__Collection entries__
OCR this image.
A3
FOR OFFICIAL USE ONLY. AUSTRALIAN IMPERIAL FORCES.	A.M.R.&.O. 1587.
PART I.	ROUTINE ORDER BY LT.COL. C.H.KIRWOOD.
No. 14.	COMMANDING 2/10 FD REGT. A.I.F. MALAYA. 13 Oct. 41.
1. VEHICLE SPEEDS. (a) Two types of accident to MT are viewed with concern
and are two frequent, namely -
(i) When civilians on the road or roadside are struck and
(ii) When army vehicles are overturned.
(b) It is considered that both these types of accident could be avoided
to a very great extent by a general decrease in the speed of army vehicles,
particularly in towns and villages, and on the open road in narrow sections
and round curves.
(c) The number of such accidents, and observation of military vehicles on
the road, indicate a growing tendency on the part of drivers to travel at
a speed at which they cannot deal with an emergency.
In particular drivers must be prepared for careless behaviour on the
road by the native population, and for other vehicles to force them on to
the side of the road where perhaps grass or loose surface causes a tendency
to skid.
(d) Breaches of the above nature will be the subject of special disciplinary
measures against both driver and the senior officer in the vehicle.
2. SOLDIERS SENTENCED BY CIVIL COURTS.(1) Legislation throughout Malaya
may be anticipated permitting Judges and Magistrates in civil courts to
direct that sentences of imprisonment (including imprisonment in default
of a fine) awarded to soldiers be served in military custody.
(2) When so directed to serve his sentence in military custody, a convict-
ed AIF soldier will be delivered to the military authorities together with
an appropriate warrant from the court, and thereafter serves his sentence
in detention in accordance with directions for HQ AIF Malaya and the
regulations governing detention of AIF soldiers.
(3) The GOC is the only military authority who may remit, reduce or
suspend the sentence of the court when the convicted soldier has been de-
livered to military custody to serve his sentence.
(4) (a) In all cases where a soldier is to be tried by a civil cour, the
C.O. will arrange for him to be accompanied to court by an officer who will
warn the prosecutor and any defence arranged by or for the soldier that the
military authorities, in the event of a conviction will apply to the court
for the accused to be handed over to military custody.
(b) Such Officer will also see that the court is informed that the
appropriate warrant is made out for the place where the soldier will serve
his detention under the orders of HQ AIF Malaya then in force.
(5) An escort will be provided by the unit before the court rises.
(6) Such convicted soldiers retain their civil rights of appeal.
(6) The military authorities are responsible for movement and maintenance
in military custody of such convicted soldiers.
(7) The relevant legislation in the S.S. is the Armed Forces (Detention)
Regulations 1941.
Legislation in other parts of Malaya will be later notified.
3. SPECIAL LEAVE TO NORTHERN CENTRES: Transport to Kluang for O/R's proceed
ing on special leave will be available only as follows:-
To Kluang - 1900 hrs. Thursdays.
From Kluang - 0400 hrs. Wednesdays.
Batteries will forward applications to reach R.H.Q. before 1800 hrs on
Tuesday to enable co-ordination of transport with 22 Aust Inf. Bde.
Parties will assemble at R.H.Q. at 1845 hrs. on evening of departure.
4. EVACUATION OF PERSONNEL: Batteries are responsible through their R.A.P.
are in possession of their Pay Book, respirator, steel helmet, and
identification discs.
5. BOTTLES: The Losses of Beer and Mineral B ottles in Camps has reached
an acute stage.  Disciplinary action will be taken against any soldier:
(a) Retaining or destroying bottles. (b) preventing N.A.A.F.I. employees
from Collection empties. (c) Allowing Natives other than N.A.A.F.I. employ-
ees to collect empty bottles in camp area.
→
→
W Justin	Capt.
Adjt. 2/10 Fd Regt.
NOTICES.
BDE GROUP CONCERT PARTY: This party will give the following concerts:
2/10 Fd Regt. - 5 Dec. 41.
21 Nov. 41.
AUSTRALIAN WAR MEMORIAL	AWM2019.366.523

__WHAT IS REQUIRED__
Reproduce the whole listing word for word.

__ANSWER TO THIS EXERCISE__
OCR this image.
A3
FOR OFFICIAL USE ONLY. AUSTRALIAN IMPERIAL FORCES.	A.M.R.&.O. 1587.
PART I.	ROUTINE ORDER BY LT.COL. C.H.KIRWOOD.
No. 14.	COMMANDING 2/10 FD REGT. A.I.F. MALAYA. 13 Oct. 41.
1. VEHICLE SPEEDS. (a) Two types of accident to MT are viewed with concern
and are two frequent, namely -
(i) When civilians on the road or roadside are struck and
(ii) When army vehicles are overturned.
(b) It is considered that both these types of accident could be avoided
to a very great extent by a general decrease in the speed of army vehicles,
particularly in towns and villages, and on the open road in narrow sections
and round curves.
(c) The number of such accidents, and observation of military vehicles on
the road, indicate a growing tendency on the part of drivers to travel at
a speed at which they cannot deal with an emergency.
In particular drivers must be prepared for careless behaviour on the
road by the native population, and for other vehicles to force them on to
the side of the road where perhaps grass or loose surface causes a tendency
to skid.
(d) Breaches of the above nature will be the subject of special disciplinary
measures against both driver and the senior officer in the vehicle.
2. SOLDIERS SENTENCED BY CIVIL COURTS.(1) Legislation throughout Malaya
may be anticipated permitting Judges and Magistrates in civil courts to
direct that sentences of imprisonment (including imprisonment in default
of a fine) awarded to soldiers be served in military custody.
(2) When so directed to serve his sentence in military custody, a convict-
ed AIF soldier will be delivered to the military authorities together with
an appropriate warrant from the court, and thereafter serves his sentence
in detention in accordance with directions for HQ AIF Malaya and the
regulations governing detention of AIF soldiers.
(3) The GOC is the only military authority who may remit, reduce or
suspend the sentence of the court when the convicted soldier has been de-
livered to military custody to serve his sentence.
(4) (a) In all cases where a soldier is to be tried by a civil cour, the
C.O. will arrange for him to be accompanied to court by an officer who will
warn the prosecutor and any defence arranged by or for the soldier that the
military authorities, in the event of a conviction will apply to the court
for the accused to be handed over to military custody.
(b) Such Officer will also see that the court is informed that the
appropriate warrant is made out for the place where the soldier will serve
his detention under the orders of HQ AIF Malaya then in force.
(5) An escort will be provided by the unit before the court rises.
(6) Such convicted soldiers retain their civil rights of appeal.
(6) The military authorities are responsible for movement and maintenance
in military custody of such convicted soldiers.
(7) The relevant legislation in the S.S. is the Armed Forces (Detention)
Regulations 1941.
Legislation in other parts of Malaya will be later notified.
3. SPECIAL LEAVE TO NORTHERN CENTRES: Transport to Kluang for O/R's proceed
ing on special leave will be available only as follows:-
To Kluang - 1900 hrs. Thursdays.
From Kluang - 0400 hrs. Wednesdays.
Batteries will forward applications to reach R.H.Q. before 1800 hrs on
Tuesday to enable co-ordination of transport with 22 Aust Inf. Bde.
Parties will assemble at R.H.Q. at 1845 hrs. on evening of departure.
4. EVACUATION OF PERSONNEL: Batteries are responsible through their R.A.P.
are in possession of their Pay Book, respirator, steel helmet, and
identification discs.
5. BOTTLES: The Losses of Beer and Mineral B ottles in Camps has reached
an acute stage.  Disciplinary action will be taken against any soldier:
(a) Retaining or destroying bottles. (b) preventing N.A.A.F.I. employees
from Collection empties. (c) Allowing Natives other than N.A.A.F.I. employ-
ees to collect empty bottles in camp area.
→
→
W Justin	Capt.
Adjt. 2/10 Fd Regt.
NOTICES.
BDE GROUP CONCERT PARTY: This party will give the following concerts:
2/10 Fd Regt. - 5 Dec. 41.
21 Nov. 41.
AUSTRALIAN WAR MEMORIAL	AWM2019.366.523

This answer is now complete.